**** Input ****

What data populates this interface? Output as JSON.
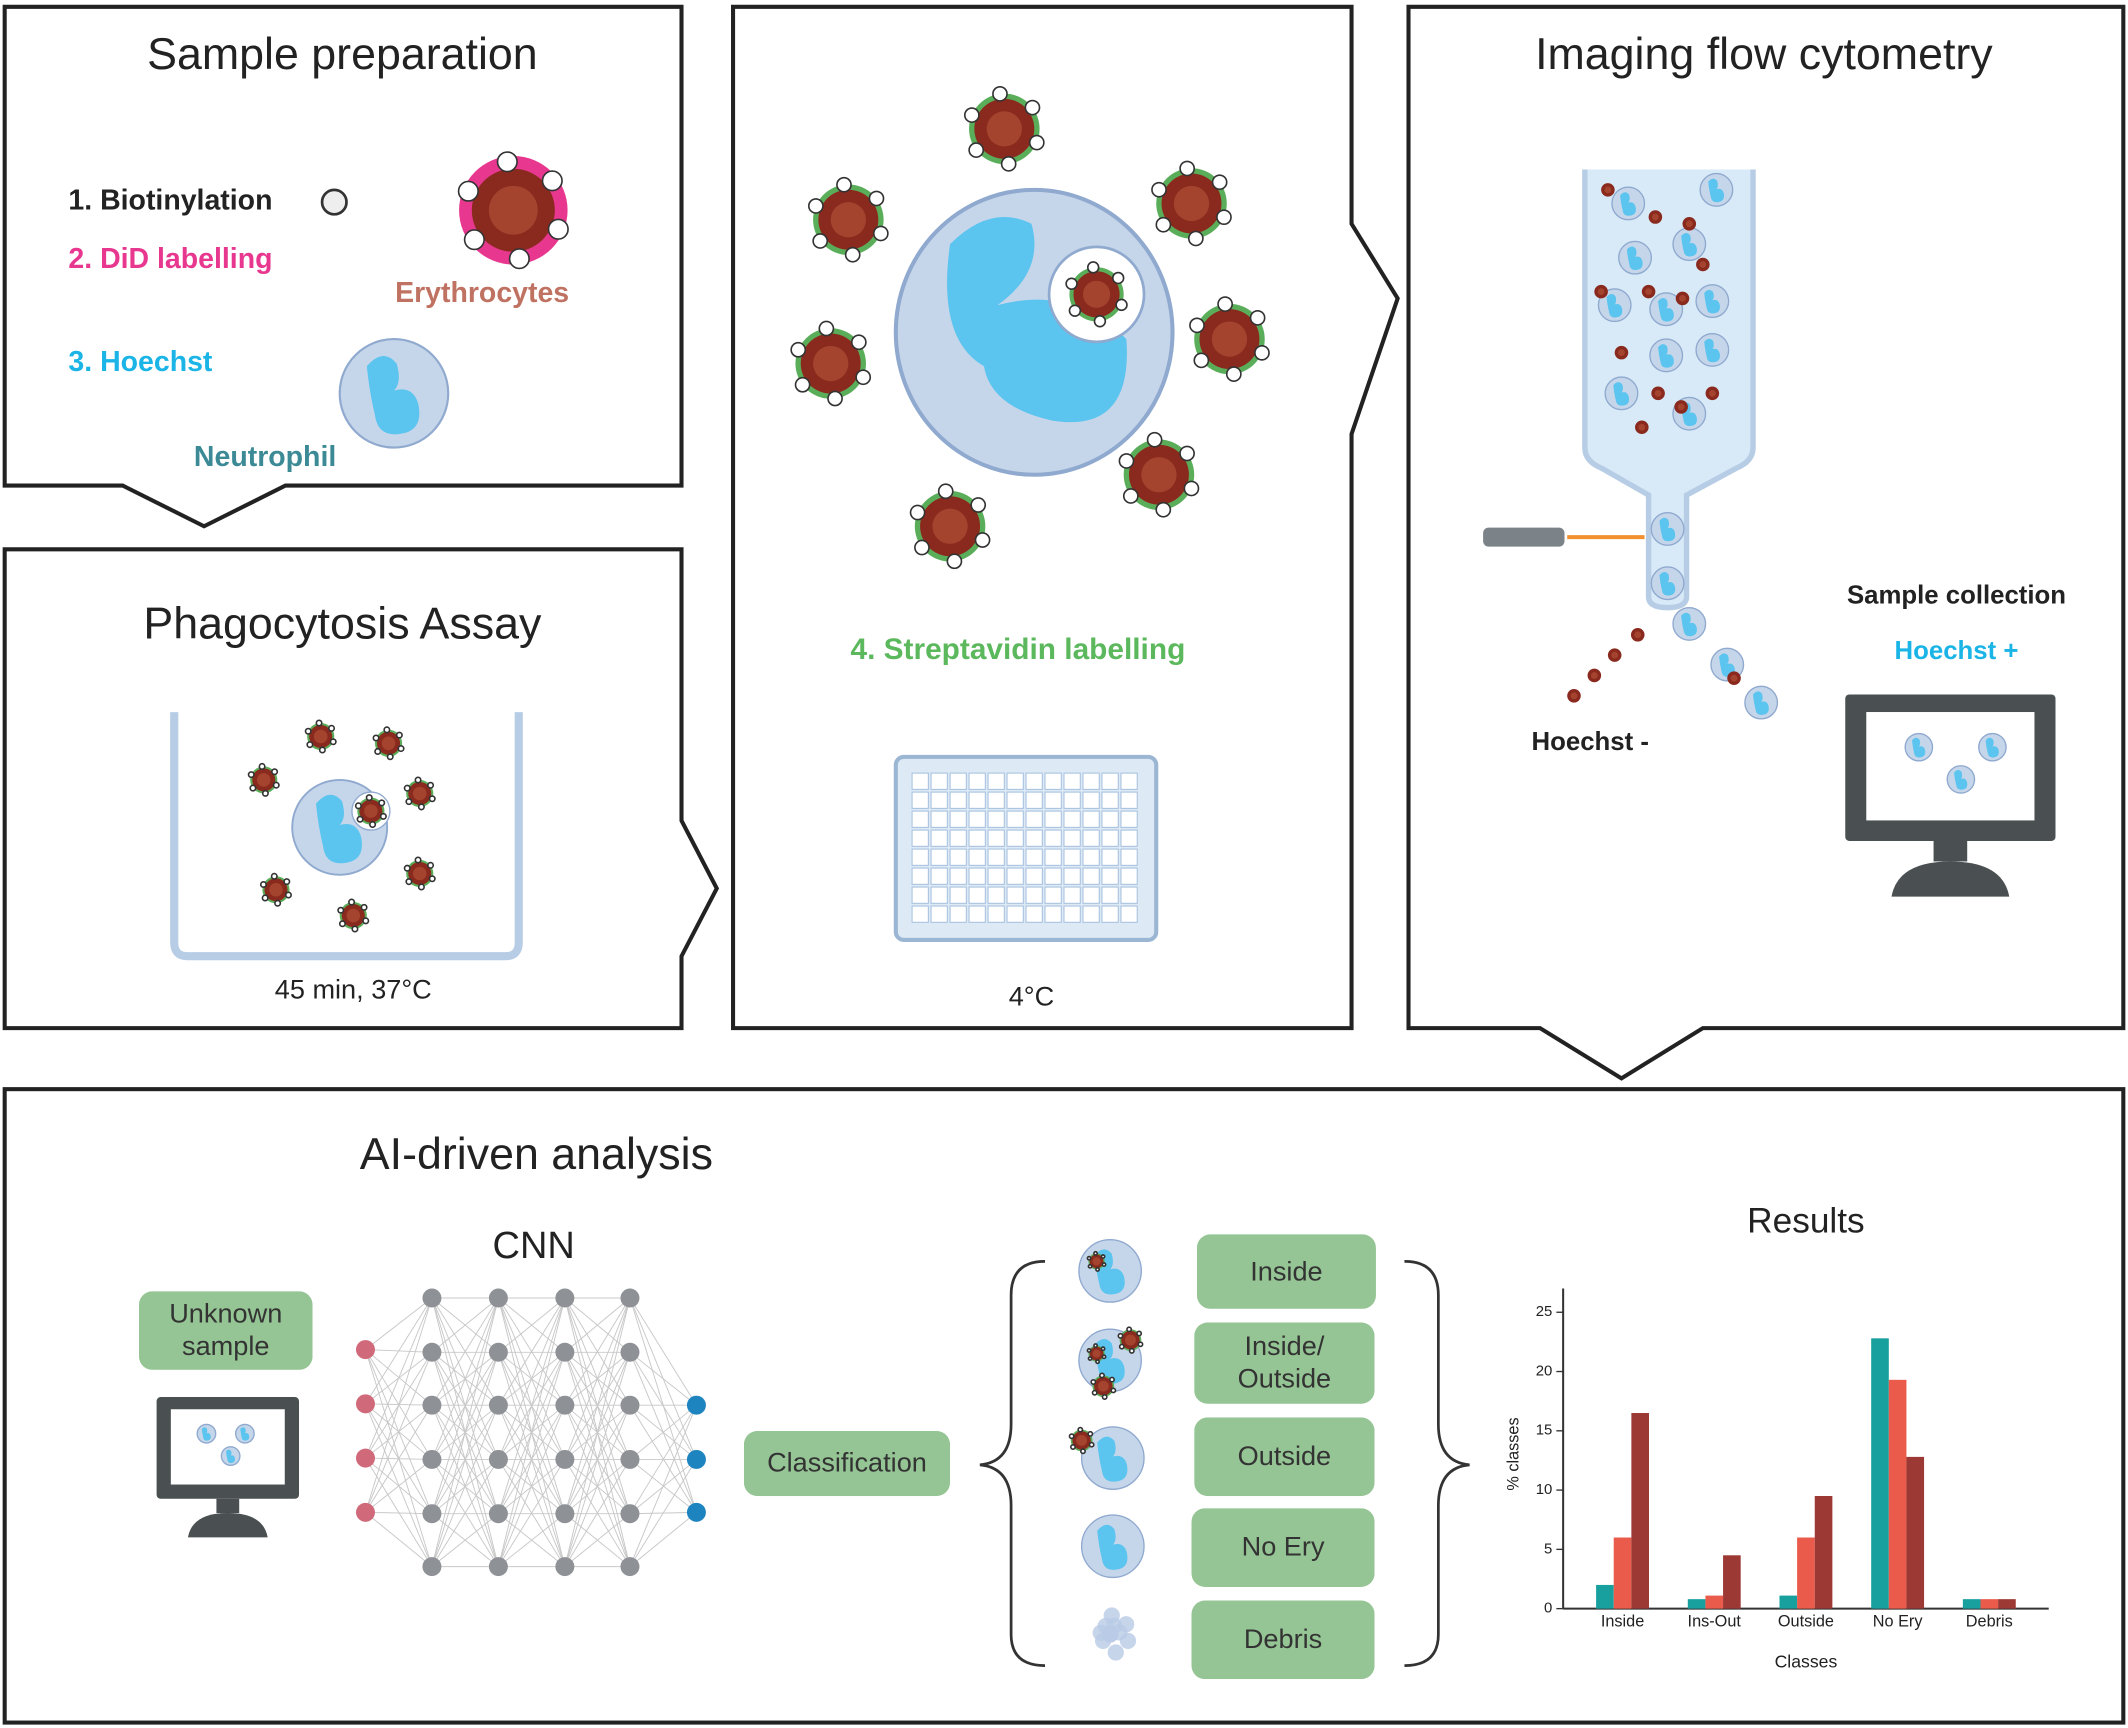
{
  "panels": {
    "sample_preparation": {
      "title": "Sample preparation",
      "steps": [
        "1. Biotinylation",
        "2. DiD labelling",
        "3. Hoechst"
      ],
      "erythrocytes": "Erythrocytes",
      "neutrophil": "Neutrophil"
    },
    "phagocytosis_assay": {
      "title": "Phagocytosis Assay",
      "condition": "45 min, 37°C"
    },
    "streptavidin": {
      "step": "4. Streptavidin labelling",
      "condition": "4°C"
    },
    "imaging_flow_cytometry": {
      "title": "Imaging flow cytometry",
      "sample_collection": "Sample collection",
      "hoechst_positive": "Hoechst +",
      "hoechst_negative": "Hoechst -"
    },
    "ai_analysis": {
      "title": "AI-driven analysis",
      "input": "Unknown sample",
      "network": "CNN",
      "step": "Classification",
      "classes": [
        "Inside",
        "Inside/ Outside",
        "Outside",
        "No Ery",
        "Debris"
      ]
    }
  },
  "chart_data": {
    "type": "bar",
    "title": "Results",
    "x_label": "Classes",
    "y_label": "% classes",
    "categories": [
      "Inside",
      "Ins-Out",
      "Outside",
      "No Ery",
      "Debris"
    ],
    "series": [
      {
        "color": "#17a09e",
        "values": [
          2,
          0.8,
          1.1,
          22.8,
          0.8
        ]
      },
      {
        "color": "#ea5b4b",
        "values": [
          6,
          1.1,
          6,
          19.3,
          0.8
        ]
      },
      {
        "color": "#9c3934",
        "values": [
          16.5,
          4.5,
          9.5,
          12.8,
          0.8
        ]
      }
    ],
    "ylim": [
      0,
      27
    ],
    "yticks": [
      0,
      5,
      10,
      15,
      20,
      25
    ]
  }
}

****
**** Input ****

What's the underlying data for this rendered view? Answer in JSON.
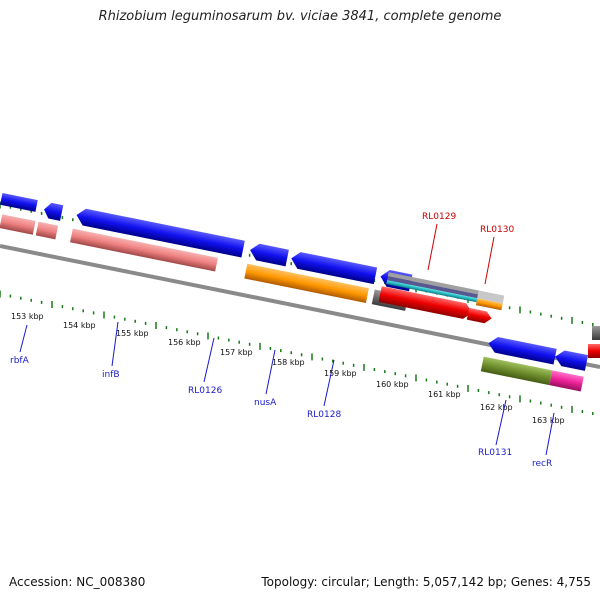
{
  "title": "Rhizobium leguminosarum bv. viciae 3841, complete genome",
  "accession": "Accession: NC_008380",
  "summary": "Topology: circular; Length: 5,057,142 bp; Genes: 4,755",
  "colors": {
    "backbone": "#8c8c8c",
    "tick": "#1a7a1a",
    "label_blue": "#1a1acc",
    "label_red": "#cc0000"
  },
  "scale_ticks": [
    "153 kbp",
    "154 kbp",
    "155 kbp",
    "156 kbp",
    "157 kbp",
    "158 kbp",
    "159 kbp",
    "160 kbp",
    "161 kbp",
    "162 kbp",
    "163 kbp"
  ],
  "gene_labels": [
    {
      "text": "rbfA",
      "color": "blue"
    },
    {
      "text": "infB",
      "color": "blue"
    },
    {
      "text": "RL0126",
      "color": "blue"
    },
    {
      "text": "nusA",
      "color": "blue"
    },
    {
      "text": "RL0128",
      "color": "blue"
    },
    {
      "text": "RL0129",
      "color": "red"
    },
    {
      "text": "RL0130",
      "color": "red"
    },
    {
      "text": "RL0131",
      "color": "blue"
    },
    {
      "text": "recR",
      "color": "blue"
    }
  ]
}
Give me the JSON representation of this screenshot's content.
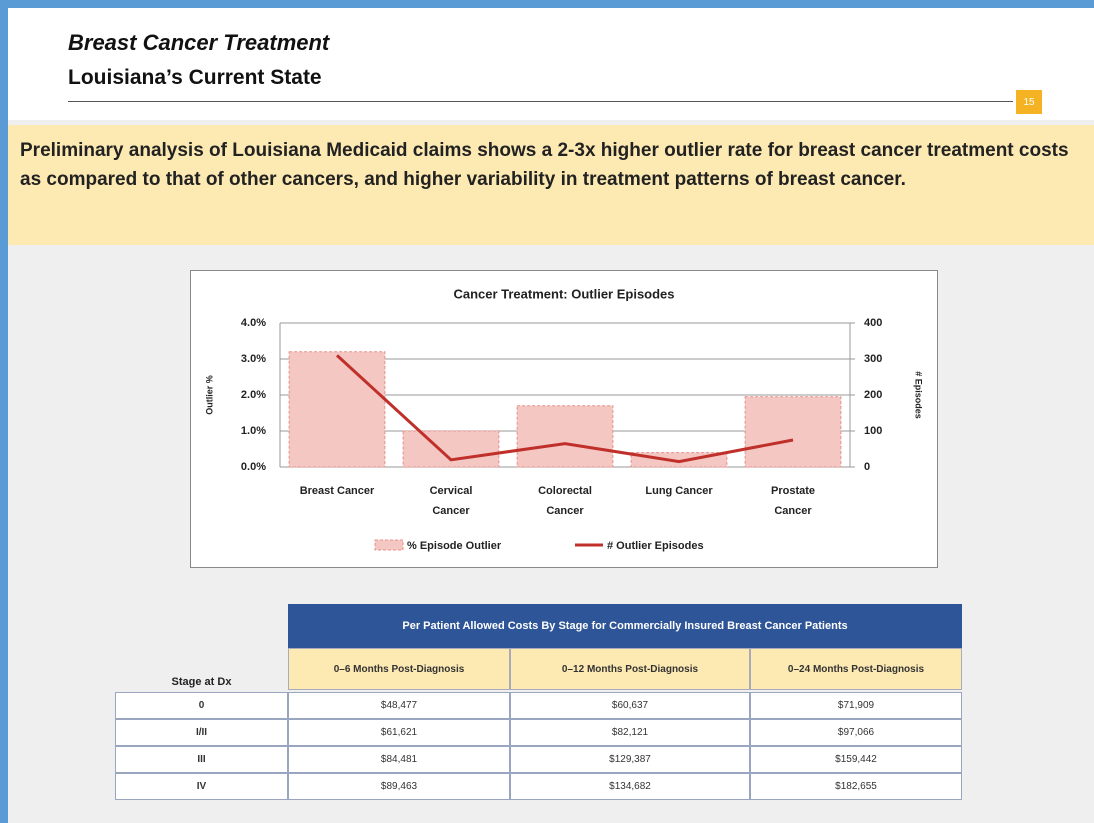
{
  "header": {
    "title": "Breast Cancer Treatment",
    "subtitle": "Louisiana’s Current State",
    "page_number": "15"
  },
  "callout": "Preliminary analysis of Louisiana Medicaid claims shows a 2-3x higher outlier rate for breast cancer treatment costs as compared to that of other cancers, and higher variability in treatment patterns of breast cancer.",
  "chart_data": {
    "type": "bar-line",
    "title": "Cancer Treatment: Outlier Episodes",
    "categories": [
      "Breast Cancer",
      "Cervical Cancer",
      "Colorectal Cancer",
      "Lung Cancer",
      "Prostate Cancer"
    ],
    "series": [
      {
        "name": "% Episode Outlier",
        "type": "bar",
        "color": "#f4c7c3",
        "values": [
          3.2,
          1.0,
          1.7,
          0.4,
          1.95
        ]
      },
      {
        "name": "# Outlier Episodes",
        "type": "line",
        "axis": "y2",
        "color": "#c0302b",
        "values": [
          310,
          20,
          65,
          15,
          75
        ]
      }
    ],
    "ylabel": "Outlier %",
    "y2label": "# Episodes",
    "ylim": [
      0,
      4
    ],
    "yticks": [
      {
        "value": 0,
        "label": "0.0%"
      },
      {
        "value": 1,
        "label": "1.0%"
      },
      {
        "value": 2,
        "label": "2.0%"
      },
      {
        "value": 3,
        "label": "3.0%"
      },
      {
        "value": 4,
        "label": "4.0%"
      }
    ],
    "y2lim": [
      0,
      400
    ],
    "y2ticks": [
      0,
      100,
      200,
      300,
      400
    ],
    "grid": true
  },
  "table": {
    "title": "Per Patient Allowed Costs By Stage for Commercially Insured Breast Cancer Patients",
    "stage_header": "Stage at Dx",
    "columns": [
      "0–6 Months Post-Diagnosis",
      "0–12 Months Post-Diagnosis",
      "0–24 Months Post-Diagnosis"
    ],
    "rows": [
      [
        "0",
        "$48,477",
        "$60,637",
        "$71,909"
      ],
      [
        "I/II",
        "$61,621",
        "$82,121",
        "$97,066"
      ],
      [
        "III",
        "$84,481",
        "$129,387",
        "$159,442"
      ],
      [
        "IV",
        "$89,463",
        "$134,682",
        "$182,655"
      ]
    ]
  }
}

****

Using the data above, tally the lines that contain the string "Louisiana" and state only the result.

*Output for this task*
2